» The input
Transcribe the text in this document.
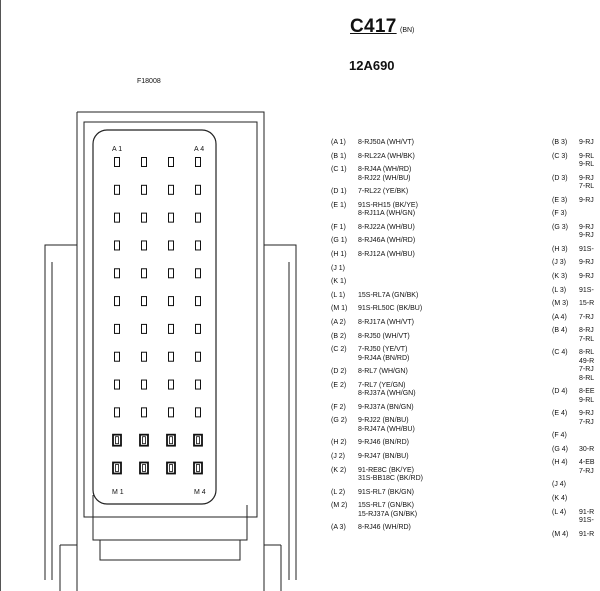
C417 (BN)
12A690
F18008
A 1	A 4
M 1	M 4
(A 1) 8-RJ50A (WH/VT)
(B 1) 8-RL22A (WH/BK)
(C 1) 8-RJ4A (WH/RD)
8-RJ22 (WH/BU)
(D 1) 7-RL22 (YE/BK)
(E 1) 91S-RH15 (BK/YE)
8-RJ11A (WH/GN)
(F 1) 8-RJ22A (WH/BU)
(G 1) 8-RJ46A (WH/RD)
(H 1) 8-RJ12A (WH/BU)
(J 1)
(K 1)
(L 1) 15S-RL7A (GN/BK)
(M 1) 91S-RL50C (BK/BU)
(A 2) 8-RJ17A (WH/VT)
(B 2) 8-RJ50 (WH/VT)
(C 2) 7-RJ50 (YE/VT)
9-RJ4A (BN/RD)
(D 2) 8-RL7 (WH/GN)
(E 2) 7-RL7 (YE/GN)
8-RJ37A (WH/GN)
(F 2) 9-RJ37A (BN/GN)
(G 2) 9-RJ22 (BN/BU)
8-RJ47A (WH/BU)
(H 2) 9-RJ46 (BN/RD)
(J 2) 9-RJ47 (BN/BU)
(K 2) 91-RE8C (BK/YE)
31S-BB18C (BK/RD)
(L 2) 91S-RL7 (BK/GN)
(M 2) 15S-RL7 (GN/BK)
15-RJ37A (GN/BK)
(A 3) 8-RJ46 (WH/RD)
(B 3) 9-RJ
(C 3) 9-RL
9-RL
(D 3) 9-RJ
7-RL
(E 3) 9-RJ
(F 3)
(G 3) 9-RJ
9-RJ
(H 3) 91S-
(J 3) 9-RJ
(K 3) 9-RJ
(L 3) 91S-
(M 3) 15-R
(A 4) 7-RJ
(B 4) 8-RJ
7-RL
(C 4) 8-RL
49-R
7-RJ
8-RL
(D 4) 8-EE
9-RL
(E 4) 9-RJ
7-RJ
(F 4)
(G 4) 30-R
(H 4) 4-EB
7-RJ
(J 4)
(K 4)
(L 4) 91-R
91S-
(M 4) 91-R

==

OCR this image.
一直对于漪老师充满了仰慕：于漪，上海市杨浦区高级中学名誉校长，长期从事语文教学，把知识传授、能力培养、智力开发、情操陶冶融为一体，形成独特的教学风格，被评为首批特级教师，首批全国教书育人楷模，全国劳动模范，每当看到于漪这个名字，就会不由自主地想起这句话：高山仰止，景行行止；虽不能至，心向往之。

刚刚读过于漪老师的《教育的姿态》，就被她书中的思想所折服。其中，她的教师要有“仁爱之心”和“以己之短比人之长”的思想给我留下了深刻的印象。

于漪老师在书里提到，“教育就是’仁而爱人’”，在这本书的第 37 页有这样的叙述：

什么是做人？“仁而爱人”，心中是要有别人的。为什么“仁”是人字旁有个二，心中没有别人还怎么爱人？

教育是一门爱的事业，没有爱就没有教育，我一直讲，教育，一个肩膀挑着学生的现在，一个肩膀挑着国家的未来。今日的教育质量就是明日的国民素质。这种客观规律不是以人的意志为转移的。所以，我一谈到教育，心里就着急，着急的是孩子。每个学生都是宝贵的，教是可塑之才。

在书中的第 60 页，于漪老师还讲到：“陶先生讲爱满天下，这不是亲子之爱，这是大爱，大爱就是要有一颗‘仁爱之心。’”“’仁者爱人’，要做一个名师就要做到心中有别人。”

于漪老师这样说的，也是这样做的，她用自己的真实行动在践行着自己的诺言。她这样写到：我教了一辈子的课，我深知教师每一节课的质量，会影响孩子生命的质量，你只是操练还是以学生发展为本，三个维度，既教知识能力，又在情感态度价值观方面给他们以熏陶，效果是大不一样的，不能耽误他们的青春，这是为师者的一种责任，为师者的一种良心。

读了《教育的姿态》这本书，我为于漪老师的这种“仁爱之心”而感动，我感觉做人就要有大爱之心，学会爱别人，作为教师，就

» What the task asks
Examine the records and report how many lines contain the string "教育的姿态". Only the number should be given.

» Written response
2